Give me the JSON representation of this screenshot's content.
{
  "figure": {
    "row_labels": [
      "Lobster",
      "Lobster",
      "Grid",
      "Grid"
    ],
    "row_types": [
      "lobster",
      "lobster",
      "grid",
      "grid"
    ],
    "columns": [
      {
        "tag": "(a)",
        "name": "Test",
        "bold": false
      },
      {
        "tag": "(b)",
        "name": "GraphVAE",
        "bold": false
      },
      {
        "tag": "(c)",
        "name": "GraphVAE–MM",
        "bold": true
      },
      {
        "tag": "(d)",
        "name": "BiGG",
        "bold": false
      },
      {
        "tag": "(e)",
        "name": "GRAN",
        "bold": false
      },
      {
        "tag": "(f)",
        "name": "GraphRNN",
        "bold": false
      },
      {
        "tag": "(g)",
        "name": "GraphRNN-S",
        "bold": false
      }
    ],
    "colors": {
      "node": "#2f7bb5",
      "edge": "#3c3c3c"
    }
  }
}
****
Set problem: Set down the entries verbatim, leaving none out.

Answer to the exercise:
Give me the JSON representation of this screenshot's content.
{
  "figure": {
    "row_labels": [
      "Lobster",
      "Lobster",
      "Grid",
      "Grid"
    ],
    "row_types": [
      "lobster",
      "lobster",
      "grid",
      "grid"
    ],
    "columns": [
      {
        "tag": "(a)",
        "name": "Test",
        "bold": false
      },
      {
        "tag": "(b)",
        "name": "GraphVAE",
        "bold": false
      },
      {
        "tag": "(c)",
        "name": "GraphVAE–MM",
        "bold": true
      },
      {
        "tag": "(d)",
        "name": "BiGG",
        "bold": false
      },
      {
        "tag": "(e)",
        "name": "GRAN",
        "bold": false
      },
      {
        "tag": "(f)",
        "name": "GraphRNN",
        "bold": false
      },
      {
        "tag": "(g)",
        "name": "GraphRNN-S",
        "bold": false
      }
    ],
    "colors": {
      "node": "#2f7bb5",
      "edge": "#3c3c3c"
    }
  }
}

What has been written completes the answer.